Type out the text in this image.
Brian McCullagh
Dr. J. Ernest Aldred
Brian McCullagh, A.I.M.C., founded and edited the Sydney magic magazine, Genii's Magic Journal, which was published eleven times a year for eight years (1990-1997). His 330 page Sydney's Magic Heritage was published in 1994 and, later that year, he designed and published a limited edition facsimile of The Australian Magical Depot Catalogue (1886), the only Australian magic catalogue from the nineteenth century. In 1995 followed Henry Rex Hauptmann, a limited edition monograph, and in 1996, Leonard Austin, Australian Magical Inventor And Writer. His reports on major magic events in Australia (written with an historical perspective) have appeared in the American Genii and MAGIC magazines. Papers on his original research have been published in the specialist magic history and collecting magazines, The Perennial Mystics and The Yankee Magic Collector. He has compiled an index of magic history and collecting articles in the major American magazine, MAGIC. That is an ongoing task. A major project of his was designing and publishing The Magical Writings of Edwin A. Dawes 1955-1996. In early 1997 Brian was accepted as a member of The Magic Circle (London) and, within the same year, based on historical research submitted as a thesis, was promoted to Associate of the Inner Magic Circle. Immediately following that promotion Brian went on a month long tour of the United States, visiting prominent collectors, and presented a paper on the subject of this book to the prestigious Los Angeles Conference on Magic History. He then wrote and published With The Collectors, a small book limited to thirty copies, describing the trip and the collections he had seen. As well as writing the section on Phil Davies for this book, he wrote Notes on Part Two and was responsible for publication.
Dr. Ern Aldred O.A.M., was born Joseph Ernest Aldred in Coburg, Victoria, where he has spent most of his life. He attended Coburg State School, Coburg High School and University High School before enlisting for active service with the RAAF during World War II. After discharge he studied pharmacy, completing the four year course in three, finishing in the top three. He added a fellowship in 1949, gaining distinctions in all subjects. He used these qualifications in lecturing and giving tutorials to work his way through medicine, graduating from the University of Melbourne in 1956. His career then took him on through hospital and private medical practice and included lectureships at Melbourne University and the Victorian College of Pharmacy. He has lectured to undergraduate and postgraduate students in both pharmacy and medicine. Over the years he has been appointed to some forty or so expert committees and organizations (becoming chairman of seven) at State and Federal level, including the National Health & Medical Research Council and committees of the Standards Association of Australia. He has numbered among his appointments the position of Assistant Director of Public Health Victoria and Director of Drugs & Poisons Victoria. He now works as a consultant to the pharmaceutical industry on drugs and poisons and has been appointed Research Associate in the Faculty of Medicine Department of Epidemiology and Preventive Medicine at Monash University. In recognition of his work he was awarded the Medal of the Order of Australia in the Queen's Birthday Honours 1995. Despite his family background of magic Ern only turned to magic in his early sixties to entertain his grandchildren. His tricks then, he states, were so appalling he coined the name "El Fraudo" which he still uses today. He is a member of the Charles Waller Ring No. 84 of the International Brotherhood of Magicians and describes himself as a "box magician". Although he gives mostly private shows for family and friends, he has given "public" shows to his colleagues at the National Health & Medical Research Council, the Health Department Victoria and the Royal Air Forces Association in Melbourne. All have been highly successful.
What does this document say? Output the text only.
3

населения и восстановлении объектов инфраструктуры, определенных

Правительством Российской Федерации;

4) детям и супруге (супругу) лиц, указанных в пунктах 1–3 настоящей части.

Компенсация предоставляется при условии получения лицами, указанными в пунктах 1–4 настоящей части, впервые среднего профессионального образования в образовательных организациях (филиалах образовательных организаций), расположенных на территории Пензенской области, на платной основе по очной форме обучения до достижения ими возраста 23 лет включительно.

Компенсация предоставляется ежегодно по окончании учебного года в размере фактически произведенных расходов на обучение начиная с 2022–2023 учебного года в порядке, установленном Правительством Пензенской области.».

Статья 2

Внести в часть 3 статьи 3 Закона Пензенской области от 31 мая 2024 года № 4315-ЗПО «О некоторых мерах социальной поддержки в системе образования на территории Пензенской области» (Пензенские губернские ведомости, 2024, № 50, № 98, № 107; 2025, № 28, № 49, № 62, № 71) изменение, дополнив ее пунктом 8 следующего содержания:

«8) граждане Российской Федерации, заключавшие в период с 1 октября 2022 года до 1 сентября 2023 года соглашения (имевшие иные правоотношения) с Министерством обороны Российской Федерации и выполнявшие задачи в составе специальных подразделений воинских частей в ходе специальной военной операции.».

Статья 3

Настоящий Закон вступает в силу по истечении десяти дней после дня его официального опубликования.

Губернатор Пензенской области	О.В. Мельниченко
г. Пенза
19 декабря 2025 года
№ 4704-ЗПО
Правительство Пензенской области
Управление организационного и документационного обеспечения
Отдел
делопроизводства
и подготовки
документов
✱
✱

**REQUIREMENT:** Out of the records, collect only those lines that contain the string "text".

**EXPECTED OUTPUT:**
Type out the text in this image.
What does this document say? Output the text only.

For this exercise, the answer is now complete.